**WRITTEN TASK**
Report every line below that holds the word "INTERNO".
================================
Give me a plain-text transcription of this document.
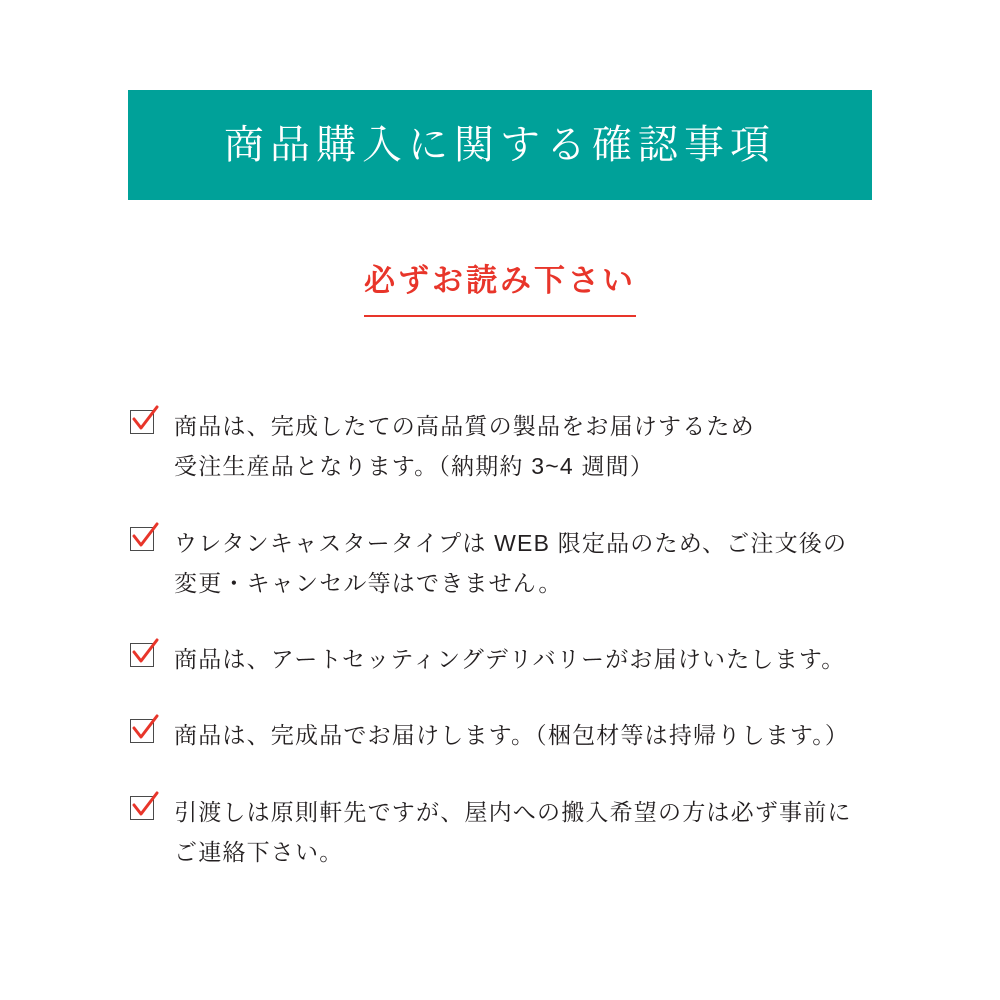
商品購入に関する確認事項
必ずお読み下さい
商品は、完成したての高品質の製品をお届けするため
受注生産品となります。（納期約 3~4 週間）
ウレタンキャスタータイプは WEB 限定品のため、ご注文後の
変更・キャンセル等はできません。
商品は、アートセッティングデリバリーがお届けいたします。
商品は、完成品でお届けします。（梱包材等は持帰りします。）
引渡しは原則軒先ですが、屋内への搬入希望の方は必ず事前に
ご連絡下さい。
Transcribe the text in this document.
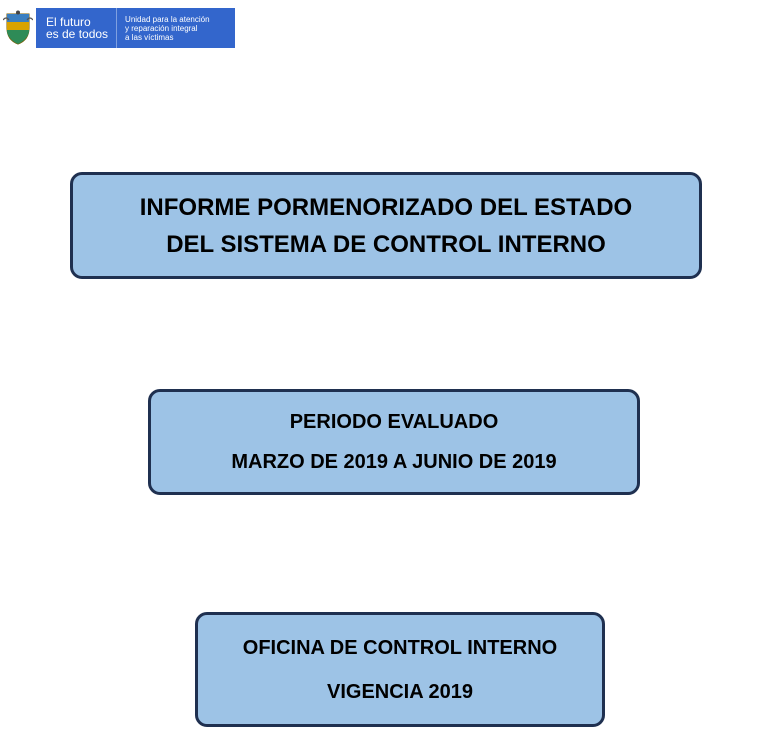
El futuro
es de todos
Unidad para la atención
y reparación integral
a las víctimas
INFORME PORMENORIZADO DEL ESTADO
DEL SISTEMA DE CONTROL INTERNO
PERIODO EVALUADO
MARZO DE 2019 A JUNIO DE 2019
OFICINA DE CONTROL INTERNO
VIGENCIA 2019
================================
**TASK RESULT**
DEL SISTEMA DE CONTROL INTERNO
OFICINA DE CONTROL INTERNO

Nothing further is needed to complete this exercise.